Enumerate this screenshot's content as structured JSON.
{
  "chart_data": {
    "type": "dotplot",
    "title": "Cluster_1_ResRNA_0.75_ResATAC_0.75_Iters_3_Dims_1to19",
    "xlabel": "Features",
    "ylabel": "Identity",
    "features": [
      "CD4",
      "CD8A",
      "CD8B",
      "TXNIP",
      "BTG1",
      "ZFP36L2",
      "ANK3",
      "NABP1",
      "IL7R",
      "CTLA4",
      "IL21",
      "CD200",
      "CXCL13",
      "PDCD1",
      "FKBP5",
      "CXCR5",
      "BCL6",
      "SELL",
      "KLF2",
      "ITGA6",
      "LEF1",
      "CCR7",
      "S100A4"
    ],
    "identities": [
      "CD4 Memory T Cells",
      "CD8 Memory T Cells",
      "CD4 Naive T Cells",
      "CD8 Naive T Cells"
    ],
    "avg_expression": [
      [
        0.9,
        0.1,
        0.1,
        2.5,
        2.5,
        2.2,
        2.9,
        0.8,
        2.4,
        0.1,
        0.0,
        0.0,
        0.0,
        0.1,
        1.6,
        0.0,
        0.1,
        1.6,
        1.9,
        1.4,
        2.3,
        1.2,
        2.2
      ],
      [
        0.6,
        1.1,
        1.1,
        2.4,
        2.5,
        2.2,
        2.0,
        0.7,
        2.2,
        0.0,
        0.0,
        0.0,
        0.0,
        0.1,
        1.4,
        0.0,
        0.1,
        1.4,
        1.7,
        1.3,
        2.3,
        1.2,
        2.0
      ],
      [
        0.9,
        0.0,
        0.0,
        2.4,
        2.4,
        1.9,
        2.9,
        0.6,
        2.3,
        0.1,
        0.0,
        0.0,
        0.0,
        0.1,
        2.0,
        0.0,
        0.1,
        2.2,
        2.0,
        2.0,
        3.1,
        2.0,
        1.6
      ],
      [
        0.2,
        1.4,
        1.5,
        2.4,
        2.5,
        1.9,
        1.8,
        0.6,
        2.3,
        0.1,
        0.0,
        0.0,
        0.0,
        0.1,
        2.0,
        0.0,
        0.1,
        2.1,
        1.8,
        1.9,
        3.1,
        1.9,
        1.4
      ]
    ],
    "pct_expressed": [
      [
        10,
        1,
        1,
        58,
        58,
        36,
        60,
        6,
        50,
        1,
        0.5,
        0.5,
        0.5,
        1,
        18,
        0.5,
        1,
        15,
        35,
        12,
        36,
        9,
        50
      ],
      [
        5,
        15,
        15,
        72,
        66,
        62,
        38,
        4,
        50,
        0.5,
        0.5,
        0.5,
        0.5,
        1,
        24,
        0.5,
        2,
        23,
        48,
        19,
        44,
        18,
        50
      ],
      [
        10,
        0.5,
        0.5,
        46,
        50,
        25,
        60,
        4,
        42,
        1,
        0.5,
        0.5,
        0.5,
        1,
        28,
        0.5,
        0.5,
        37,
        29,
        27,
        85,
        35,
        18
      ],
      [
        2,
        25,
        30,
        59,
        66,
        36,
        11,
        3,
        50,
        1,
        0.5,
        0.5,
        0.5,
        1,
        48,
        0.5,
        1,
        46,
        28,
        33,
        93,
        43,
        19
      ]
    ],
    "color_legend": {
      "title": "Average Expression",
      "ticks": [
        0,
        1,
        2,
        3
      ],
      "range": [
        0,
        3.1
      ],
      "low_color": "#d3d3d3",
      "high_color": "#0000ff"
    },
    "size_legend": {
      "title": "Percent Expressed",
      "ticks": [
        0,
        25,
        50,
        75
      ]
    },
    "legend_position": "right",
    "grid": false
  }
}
━━━━━━
Prompt.
Copy the records above exactly.

Finished exercise.
Enumerate this screenshot's content as structured JSON.
{
  "chart_data": {
    "type": "dotplot",
    "title": "Cluster_1_ResRNA_0.75_ResATAC_0.75_Iters_3_Dims_1to19",
    "xlabel": "Features",
    "ylabel": "Identity",
    "features": [
      "CD4",
      "CD8A",
      "CD8B",
      "TXNIP",
      "BTG1",
      "ZFP36L2",
      "ANK3",
      "NABP1",
      "IL7R",
      "CTLA4",
      "IL21",
      "CD200",
      "CXCL13",
      "PDCD1",
      "FKBP5",
      "CXCR5",
      "BCL6",
      "SELL",
      "KLF2",
      "ITGA6",
      "LEF1",
      "CCR7",
      "S100A4"
    ],
    "identities": [
      "CD4 Memory T Cells",
      "CD8 Memory T Cells",
      "CD4 Naive T Cells",
      "CD8 Naive T Cells"
    ],
    "avg_expression": [
      [
        0.9,
        0.1,
        0.1,
        2.5,
        2.5,
        2.2,
        2.9,
        0.8,
        2.4,
        0.1,
        0.0,
        0.0,
        0.0,
        0.1,
        1.6,
        0.0,
        0.1,
        1.6,
        1.9,
        1.4,
        2.3,
        1.2,
        2.2
      ],
      [
        0.6,
        1.1,
        1.1,
        2.4,
        2.5,
        2.2,
        2.0,
        0.7,
        2.2,
        0.0,
        0.0,
        0.0,
        0.0,
        0.1,
        1.4,
        0.0,
        0.1,
        1.4,
        1.7,
        1.3,
        2.3,
        1.2,
        2.0
      ],
      [
        0.9,
        0.0,
        0.0,
        2.4,
        2.4,
        1.9,
        2.9,
        0.6,
        2.3,
        0.1,
        0.0,
        0.0,
        0.0,
        0.1,
        2.0,
        0.0,
        0.1,
        2.2,
        2.0,
        2.0,
        3.1,
        2.0,
        1.6
      ],
      [
        0.2,
        1.4,
        1.5,
        2.4,
        2.5,
        1.9,
        1.8,
        0.6,
        2.3,
        0.1,
        0.0,
        0.0,
        0.0,
        0.1,
        2.0,
        0.0,
        0.1,
        2.1,
        1.8,
        1.9,
        3.1,
        1.9,
        1.4
      ]
    ],
    "pct_expressed": [
      [
        10,
        1,
        1,
        58,
        58,
        36,
        60,
        6,
        50,
        1,
        0.5,
        0.5,
        0.5,
        1,
        18,
        0.5,
        1,
        15,
        35,
        12,
        36,
        9,
        50
      ],
      [
        5,
        15,
        15,
        72,
        66,
        62,
        38,
        4,
        50,
        0.5,
        0.5,
        0.5,
        0.5,
        1,
        24,
        0.5,
        2,
        23,
        48,
        19,
        44,
        18,
        50
      ],
      [
        10,
        0.5,
        0.5,
        46,
        50,
        25,
        60,
        4,
        42,
        1,
        0.5,
        0.5,
        0.5,
        1,
        28,
        0.5,
        0.5,
        37,
        29,
        27,
        85,
        35,
        18
      ],
      [
        2,
        25,
        30,
        59,
        66,
        36,
        11,
        3,
        50,
        1,
        0.5,
        0.5,
        0.5,
        1,
        48,
        0.5,
        1,
        46,
        28,
        33,
        93,
        43,
        19
      ]
    ],
    "color_legend": {
      "title": "Average Expression",
      "ticks": [
        0,
        1,
        2,
        3
      ],
      "range": [
        0,
        3.1
      ],
      "low_color": "#d3d3d3",
      "high_color": "#0000ff"
    },
    "size_legend": {
      "title": "Percent Expressed",
      "ticks": [
        0,
        25,
        50,
        75
      ]
    },
    "legend_position": "right",
    "grid": false
  }
}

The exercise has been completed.